(Given exercise)
Copy whichever lines contain the string "ДАТА".

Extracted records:

....................

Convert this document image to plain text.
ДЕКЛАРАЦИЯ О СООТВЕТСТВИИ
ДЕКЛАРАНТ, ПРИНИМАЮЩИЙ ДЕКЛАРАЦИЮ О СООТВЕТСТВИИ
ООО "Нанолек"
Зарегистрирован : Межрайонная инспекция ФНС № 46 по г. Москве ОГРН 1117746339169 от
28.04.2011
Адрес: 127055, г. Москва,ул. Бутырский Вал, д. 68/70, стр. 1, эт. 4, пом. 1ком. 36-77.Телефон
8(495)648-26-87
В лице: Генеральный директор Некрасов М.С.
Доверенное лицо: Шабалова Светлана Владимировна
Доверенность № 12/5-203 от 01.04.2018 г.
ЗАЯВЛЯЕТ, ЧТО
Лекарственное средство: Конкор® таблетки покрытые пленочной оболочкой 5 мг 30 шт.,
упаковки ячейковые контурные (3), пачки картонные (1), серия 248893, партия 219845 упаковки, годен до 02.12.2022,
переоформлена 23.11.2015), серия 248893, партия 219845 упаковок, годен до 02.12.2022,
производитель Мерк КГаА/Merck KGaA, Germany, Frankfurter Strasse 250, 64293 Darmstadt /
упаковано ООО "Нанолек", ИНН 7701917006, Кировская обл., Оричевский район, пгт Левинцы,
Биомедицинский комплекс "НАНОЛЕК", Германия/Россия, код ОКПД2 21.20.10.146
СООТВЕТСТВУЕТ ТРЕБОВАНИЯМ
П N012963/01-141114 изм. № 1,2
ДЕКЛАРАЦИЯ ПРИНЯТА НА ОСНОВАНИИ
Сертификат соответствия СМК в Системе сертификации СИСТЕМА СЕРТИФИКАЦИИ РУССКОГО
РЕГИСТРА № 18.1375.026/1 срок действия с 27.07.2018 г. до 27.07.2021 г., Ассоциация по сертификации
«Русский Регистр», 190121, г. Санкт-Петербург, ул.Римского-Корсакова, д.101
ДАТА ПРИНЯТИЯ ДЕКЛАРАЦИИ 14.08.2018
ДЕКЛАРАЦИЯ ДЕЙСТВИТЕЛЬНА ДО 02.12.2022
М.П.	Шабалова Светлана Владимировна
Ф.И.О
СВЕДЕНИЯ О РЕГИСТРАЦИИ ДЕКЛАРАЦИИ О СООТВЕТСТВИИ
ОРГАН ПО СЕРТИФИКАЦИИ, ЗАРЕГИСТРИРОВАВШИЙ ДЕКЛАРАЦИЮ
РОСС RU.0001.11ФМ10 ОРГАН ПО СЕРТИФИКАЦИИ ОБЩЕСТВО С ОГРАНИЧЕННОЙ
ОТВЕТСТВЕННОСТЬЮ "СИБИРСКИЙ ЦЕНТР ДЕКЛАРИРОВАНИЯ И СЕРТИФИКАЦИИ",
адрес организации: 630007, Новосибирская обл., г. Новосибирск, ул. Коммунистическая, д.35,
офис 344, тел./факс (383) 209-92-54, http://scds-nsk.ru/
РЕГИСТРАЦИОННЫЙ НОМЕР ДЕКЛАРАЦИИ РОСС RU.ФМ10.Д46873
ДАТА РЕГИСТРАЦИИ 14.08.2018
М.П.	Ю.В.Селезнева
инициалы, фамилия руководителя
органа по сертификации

....................

(Correct output)
ДАТА ПРИНЯТИЯ ДЕКЛАРАЦИИ 14.08.2018
ДАТА РЕГИСТРАЦИИ 14.08.2018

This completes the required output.